What is required = Go through the lines below and copy each one that holds the string "SmartKey".

Figure collection entries:
=-=-=-=-=
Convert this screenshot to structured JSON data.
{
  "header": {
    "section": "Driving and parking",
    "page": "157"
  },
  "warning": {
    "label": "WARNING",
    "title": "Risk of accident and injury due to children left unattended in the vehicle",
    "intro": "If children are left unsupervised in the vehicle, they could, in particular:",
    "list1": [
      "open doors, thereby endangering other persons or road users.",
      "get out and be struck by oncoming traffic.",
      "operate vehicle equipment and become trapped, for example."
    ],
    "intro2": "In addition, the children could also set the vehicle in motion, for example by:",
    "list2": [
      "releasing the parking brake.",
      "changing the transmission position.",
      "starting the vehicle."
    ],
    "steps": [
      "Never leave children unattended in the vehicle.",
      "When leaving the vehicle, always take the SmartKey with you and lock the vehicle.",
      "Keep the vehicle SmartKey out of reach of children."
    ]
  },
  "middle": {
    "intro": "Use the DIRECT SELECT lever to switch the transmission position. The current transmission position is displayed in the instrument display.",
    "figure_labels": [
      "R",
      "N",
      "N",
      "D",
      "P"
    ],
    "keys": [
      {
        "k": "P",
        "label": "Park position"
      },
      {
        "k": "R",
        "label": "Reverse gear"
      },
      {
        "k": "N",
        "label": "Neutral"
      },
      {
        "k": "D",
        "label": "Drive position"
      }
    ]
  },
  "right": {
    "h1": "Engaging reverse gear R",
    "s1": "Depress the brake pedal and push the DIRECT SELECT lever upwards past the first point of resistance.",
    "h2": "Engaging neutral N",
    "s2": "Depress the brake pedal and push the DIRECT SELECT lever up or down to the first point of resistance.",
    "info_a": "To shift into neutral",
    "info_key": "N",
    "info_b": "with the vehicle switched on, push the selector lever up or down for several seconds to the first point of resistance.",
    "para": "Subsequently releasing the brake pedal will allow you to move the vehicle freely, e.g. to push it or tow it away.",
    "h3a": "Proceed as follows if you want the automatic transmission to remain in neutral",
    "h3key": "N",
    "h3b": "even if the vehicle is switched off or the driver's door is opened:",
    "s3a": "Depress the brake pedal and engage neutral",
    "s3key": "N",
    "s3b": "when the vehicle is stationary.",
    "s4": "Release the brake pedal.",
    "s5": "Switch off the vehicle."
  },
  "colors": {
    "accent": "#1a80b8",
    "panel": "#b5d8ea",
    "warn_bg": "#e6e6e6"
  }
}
=-=-=-=-=
Output of the task =
      "When leaving the vehicle, always take the SmartKey with you and lock the vehicle.",
      "Keep the vehicle SmartKey out of reach of children."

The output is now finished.